[Dataset records]
+--

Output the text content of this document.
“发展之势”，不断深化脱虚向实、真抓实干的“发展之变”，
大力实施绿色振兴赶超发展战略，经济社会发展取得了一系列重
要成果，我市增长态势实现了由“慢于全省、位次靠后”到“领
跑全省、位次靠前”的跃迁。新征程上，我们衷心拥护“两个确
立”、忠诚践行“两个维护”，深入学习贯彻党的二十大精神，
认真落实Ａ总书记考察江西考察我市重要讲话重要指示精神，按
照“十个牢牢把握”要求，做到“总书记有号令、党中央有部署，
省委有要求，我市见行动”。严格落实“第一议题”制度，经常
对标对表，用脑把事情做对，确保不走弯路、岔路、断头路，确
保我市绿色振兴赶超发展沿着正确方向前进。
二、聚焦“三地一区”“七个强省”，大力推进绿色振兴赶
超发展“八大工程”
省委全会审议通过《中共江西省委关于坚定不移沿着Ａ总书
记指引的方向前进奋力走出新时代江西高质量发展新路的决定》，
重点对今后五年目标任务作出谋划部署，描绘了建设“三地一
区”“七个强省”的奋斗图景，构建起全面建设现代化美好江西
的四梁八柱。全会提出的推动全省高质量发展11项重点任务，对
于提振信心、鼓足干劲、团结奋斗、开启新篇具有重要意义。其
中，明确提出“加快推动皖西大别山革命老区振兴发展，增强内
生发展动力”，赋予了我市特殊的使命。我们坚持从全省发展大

+--

TASK REQUIREMENTS: Transcribe each entry precisely, missing none.

SOLUTION FOR THIS TASK:
Output the text content of this document.
“发展之势”，不断深化脱虚向实、真抓实干的“发展之变”，
大力实施绿色振兴赶超发展战略，经济社会发展取得了一系列重
要成果，我市增长态势实现了由“慢于全省、位次靠后”到“领
跑全省、位次靠前”的跃迁。新征程上，我们衷心拥护“两个确
立”、忠诚践行“两个维护”，深入学习贯彻党的二十大精神，
认真落实Ａ总书记考察江西考察我市重要讲话重要指示精神，按
照“十个牢牢把握”要求，做到“总书记有号令、党中央有部署，
省委有要求，我市见行动”。严格落实“第一议题”制度，经常
对标对表，用脑把事情做对，确保不走弯路、岔路、断头路，确
保我市绿色振兴赶超发展沿着正确方向前进。
二、聚焦“三地一区”“七个强省”，大力推进绿色振兴赶
超发展“八大工程”
省委全会审议通过《中共江西省委关于坚定不移沿着Ａ总书
记指引的方向前进奋力走出新时代江西高质量发展新路的决定》，
重点对今后五年目标任务作出谋划部署，描绘了建设“三地一
区”“七个强省”的奋斗图景，构建起全面建设现代化美好江西
的四梁八柱。全会提出的推动全省高质量发展11项重点任务，对
于提振信心、鼓足干劲、团结奋斗、开启新篇具有重要意义。其
中，明确提出“加快推动皖西大别山革命老区振兴发展，增强内
生发展动力”，赋予了我市特殊的使命。我们坚持从全省发展大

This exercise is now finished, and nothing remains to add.